Raw records:
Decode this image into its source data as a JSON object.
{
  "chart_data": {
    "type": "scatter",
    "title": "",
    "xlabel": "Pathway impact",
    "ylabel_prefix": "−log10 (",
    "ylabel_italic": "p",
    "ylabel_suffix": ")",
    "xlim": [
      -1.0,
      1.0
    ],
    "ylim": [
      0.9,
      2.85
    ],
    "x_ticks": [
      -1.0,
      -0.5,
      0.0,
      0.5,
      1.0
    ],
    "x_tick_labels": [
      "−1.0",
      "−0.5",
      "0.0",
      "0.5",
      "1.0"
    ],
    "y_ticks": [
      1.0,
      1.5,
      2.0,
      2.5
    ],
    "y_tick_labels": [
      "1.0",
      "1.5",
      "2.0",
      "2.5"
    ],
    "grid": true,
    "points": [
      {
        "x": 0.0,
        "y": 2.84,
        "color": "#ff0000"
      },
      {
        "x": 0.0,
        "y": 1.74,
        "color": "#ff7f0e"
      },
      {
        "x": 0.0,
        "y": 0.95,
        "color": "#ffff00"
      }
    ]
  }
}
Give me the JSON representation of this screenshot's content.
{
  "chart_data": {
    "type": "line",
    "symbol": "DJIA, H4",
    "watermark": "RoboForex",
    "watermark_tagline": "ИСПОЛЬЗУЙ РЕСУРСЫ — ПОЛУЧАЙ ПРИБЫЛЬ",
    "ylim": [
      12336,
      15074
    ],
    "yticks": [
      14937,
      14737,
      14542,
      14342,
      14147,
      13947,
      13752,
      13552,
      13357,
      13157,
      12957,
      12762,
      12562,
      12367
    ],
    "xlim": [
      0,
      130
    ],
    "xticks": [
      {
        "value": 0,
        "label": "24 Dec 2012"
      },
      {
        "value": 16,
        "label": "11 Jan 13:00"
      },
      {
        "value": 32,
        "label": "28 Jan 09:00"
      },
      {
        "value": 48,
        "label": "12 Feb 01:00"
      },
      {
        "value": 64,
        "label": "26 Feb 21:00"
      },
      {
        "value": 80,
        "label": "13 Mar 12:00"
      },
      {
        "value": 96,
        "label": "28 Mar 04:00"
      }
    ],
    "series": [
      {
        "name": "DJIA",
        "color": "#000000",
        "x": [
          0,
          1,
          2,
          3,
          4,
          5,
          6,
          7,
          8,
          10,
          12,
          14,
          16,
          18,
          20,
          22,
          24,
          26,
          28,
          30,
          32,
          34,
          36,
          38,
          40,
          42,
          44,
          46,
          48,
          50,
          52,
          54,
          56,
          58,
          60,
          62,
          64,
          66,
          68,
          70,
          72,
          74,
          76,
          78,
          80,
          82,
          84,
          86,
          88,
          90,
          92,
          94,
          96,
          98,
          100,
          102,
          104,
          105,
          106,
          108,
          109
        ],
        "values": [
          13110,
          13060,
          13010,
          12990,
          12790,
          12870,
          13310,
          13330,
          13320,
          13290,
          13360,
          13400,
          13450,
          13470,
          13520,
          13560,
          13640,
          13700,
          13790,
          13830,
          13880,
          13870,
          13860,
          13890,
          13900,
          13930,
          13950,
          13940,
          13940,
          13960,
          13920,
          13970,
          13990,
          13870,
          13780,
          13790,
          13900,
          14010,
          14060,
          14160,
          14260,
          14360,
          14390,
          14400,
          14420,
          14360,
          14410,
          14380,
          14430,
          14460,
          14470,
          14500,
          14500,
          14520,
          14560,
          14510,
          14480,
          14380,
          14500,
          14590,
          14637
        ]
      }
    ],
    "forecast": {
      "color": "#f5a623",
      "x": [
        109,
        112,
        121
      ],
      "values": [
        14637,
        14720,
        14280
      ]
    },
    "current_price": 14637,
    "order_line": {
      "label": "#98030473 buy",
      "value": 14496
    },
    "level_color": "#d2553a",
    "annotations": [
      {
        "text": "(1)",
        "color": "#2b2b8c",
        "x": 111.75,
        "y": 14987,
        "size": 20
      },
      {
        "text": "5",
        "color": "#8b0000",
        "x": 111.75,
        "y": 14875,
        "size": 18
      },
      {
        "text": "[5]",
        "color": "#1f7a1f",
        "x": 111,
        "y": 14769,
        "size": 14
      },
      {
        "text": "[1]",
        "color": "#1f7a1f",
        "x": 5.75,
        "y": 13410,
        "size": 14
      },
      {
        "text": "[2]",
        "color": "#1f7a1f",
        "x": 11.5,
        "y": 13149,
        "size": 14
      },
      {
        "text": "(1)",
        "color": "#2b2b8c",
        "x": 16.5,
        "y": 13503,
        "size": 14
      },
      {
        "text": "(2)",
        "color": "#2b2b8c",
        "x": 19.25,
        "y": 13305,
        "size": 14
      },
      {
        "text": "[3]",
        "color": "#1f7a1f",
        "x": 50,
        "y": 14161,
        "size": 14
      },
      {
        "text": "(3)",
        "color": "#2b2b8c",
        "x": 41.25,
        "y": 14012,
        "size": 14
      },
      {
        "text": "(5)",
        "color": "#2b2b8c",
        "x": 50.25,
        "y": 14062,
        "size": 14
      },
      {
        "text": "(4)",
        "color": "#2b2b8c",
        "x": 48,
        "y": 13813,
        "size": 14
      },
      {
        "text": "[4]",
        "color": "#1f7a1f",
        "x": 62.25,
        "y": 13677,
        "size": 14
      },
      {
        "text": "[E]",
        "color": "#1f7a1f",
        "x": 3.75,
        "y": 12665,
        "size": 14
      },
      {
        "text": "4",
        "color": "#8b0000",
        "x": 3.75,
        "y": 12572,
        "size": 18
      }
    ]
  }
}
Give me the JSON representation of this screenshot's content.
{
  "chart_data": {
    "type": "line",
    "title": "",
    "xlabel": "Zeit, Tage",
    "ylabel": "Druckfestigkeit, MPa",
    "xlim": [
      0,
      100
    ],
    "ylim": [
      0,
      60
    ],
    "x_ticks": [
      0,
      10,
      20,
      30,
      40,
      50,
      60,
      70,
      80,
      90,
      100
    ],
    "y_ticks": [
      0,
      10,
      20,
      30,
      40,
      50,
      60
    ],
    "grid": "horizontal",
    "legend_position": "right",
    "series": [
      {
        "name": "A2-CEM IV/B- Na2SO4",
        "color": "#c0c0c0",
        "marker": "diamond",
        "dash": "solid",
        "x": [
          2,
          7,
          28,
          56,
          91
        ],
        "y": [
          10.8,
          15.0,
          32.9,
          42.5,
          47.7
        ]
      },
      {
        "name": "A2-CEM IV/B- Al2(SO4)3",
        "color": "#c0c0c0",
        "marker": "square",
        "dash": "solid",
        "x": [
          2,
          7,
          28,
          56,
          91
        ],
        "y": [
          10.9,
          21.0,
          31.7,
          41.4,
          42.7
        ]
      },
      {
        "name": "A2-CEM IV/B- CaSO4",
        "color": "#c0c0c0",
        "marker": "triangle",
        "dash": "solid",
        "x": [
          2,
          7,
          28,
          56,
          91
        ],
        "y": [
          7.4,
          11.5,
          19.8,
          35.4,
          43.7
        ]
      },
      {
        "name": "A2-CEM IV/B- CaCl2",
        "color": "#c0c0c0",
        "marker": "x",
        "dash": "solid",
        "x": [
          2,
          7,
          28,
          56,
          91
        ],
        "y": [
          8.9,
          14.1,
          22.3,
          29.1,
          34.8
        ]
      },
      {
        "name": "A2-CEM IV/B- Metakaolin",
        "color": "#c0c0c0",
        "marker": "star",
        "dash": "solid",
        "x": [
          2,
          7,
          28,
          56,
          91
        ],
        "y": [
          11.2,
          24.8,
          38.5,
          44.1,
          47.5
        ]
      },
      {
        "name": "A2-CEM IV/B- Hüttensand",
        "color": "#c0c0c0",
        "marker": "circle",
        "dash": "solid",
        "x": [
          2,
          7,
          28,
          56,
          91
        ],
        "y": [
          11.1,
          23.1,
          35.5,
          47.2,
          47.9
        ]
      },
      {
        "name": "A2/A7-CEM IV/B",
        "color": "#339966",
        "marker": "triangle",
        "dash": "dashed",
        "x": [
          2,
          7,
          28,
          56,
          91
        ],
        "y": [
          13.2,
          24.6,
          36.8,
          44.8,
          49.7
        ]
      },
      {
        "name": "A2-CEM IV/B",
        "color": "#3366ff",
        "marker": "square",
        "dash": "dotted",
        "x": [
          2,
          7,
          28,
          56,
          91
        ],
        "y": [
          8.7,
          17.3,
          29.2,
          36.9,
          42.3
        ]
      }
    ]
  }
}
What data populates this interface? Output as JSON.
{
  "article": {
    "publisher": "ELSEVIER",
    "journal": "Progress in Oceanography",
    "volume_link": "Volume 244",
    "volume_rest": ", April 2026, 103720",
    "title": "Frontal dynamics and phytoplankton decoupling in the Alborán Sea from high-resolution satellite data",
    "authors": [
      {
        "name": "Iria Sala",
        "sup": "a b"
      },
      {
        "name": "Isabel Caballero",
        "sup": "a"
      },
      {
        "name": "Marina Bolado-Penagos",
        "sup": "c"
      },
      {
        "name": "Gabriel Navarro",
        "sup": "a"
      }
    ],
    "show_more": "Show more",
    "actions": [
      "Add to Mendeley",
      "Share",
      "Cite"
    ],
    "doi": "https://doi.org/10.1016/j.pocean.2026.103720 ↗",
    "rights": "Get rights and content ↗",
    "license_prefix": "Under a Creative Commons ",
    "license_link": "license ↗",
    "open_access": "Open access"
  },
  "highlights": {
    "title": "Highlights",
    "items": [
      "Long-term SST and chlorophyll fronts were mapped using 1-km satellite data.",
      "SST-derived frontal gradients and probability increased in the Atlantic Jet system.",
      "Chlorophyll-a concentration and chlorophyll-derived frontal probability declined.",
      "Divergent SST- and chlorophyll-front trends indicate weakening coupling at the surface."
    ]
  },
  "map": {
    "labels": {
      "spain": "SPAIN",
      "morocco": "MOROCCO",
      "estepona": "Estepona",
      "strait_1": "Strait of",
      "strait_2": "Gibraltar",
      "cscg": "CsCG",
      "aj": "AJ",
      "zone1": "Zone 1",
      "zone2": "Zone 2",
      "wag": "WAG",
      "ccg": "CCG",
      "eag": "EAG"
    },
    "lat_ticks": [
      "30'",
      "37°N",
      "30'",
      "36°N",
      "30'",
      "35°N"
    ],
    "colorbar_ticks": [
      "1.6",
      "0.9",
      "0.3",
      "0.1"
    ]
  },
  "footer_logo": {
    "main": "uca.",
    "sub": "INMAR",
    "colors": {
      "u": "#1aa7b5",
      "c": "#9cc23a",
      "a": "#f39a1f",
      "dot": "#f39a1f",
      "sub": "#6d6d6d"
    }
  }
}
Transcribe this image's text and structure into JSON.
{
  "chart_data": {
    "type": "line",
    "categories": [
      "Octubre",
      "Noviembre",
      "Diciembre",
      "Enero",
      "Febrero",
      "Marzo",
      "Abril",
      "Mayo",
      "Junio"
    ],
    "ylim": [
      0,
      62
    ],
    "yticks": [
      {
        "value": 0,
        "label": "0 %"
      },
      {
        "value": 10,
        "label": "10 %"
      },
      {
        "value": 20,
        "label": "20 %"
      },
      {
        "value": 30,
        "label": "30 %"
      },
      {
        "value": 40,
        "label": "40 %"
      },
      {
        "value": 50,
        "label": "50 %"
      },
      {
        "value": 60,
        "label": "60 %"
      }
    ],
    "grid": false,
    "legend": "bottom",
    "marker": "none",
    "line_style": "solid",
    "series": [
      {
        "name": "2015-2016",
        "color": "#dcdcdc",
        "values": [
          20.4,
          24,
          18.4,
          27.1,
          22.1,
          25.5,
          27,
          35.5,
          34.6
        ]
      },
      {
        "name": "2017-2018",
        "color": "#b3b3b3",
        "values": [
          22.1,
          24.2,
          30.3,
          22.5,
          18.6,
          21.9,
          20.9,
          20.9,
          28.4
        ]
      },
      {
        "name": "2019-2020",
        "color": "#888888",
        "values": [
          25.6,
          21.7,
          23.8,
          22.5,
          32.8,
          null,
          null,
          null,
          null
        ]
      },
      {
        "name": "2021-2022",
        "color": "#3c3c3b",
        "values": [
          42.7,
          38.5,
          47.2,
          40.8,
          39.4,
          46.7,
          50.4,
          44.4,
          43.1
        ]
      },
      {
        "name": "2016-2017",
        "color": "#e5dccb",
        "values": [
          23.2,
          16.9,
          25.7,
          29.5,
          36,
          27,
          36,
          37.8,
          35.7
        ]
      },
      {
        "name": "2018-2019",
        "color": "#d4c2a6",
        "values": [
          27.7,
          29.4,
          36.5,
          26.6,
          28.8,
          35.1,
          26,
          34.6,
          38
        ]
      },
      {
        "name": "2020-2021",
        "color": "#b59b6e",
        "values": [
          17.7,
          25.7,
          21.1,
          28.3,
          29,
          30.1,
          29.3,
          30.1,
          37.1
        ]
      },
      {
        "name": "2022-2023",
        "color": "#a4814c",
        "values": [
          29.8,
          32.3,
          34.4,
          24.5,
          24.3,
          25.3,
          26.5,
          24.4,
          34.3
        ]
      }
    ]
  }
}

What you need to do: Select and copy every line from the records that includes the word "title".

Response to this task:
    "title": "",
    "title": "",
    "title": "Frontal dynamics and phytoplankton decoupling in the Alborán Sea from high-resolution satellite data",
    "title": "Highlights",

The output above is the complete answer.